** Start INFORMATION PROVIDED **

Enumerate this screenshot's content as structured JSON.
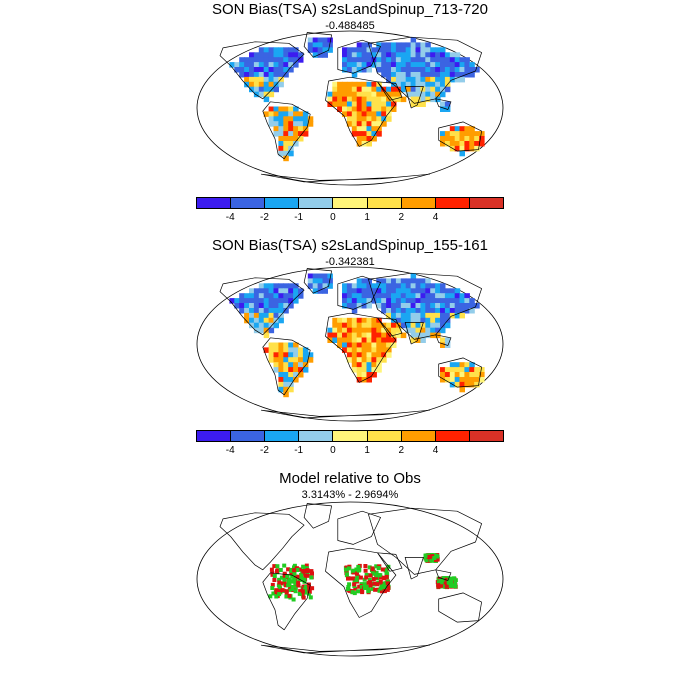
{
  "panels": [
    {
      "title": "SON Bias(TSA) s2sLandSpinup_713-720",
      "subtitle": "-0.488485",
      "type": "bias"
    },
    {
      "title": "SON Bias(TSA) s2sLandSpinup_155-161",
      "subtitle": "-0.342381",
      "type": "bias"
    },
    {
      "title": "Model relative to Obs",
      "subtitle": "3.3143% - 2.9694%",
      "type": "relative"
    }
  ],
  "colorbar": {
    "colors": [
      "#3c1cf0",
      "#3b64e2",
      "#1aa6f2",
      "#93cdea",
      "#fff57a",
      "#ffe14a",
      "#ff9d00",
      "#ff2200",
      "#d93126"
    ],
    "labels": [
      "-4",
      "-2",
      "-1",
      "0",
      "1",
      "2",
      "4"
    ]
  },
  "relative_colors": {
    "model": "#22cc22",
    "obs": "#dd1111"
  }
}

** End INFORMATION PROVIDED **

> SET TASK
Leave out the pictures and reproduce the rest of the listing exactly.

> SOLUTION FOR THIS PROBLEM
Enumerate this screenshot's content as structured JSON.
{
  "panels": [
    {
      "title": "SON Bias(TSA) s2sLandSpinup_713-720",
      "subtitle": "-0.488485",
      "type": "bias"
    },
    {
      "title": "SON Bias(TSA) s2sLandSpinup_155-161",
      "subtitle": "-0.342381",
      "type": "bias"
    },
    {
      "title": "Model relative to Obs",
      "subtitle": "3.3143% - 2.9694%",
      "type": "relative"
    }
  ],
  "colorbar": {
    "colors": [
      "#3c1cf0",
      "#3b64e2",
      "#1aa6f2",
      "#93cdea",
      "#fff57a",
      "#ffe14a",
      "#ff9d00",
      "#ff2200",
      "#d93126"
    ],
    "labels": [
      "-4",
      "-2",
      "-1",
      "0",
      "1",
      "2",
      "4"
    ]
  },
  "relative_colors": {
    "model": "#22cc22",
    "obs": "#dd1111"
  }
}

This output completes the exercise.